» **Problem to work on**
Look through the material below for "color". Copy every line that contains it.

» **Data entries**
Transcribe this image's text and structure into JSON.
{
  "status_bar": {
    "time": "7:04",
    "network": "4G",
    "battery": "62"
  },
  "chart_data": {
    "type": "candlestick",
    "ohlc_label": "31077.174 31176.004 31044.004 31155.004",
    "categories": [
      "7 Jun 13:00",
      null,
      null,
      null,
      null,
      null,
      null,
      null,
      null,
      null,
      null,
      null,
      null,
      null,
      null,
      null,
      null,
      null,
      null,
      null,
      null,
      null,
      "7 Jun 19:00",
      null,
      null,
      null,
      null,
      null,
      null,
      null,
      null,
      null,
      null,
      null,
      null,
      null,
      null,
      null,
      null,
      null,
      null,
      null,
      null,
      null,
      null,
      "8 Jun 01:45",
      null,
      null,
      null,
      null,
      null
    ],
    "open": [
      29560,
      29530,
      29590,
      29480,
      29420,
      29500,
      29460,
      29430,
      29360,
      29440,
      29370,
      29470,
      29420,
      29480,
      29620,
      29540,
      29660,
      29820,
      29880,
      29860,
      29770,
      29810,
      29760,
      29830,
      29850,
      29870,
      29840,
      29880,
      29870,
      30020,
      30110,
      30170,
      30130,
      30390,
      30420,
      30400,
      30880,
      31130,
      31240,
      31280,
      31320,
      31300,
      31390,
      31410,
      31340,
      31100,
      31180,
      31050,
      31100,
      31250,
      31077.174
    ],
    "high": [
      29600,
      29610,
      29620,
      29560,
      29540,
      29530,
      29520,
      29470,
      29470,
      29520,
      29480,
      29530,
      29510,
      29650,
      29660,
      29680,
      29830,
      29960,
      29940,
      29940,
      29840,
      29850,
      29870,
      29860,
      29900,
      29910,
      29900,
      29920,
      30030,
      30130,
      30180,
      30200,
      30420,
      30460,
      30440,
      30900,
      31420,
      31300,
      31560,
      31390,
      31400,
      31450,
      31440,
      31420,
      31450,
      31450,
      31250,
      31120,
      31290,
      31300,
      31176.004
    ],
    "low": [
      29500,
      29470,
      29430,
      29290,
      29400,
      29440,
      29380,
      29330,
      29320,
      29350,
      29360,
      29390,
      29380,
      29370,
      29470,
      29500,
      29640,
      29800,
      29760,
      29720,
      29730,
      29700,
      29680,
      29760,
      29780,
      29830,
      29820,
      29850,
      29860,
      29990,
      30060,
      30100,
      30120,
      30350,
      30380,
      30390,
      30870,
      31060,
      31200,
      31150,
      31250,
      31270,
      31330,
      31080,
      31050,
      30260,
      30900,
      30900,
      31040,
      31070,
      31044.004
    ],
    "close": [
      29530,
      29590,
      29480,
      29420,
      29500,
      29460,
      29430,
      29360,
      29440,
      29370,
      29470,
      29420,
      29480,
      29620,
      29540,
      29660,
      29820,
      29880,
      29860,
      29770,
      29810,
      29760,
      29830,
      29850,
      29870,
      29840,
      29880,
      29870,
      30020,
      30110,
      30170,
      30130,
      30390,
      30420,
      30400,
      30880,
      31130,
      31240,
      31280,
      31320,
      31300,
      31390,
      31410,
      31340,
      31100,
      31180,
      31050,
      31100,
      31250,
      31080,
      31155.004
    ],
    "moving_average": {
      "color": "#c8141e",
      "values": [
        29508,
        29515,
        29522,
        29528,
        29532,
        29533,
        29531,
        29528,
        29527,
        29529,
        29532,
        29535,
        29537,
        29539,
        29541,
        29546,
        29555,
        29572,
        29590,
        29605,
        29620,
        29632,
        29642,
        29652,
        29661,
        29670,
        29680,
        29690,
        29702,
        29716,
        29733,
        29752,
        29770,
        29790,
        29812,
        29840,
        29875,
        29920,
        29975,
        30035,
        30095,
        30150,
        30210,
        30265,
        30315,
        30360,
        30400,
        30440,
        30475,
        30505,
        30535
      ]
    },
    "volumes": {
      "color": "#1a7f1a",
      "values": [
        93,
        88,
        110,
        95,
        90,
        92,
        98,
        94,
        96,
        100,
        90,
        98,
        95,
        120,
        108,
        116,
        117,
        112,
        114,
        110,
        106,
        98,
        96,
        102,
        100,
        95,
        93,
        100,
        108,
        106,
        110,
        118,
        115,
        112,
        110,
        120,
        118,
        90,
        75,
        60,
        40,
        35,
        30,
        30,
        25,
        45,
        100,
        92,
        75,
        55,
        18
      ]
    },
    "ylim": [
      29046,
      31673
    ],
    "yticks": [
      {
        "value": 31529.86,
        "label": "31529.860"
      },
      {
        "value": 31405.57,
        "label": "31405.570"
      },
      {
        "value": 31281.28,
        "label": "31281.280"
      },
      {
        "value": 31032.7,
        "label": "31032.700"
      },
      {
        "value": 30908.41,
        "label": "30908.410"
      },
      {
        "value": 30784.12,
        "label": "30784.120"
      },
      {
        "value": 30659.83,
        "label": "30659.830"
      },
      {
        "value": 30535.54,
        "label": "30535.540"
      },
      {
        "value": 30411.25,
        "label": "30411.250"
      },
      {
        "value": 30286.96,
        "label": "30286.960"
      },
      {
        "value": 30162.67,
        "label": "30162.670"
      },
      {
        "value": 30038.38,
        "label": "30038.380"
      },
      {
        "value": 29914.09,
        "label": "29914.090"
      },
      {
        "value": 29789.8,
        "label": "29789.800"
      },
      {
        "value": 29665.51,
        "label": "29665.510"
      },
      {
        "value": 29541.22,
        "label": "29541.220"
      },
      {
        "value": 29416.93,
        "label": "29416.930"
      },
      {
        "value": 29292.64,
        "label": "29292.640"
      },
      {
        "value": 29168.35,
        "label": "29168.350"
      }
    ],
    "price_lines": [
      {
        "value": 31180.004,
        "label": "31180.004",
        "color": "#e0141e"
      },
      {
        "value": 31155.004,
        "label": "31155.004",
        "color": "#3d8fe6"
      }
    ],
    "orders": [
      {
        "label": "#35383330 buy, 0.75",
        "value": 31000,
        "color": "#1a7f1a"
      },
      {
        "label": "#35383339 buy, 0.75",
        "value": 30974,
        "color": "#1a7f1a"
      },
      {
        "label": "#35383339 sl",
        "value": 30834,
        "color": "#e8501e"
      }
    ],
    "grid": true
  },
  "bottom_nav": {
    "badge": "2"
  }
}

» **Exercise answer**
      "color": "#c8141e",
      "color": "#1a7f1a",
        "color": "#e0141e"
        "color": "#3d8fe6"
        "color": "#1a7f1a"
        "color": "#1a7f1a"
        "color": "#e8501e"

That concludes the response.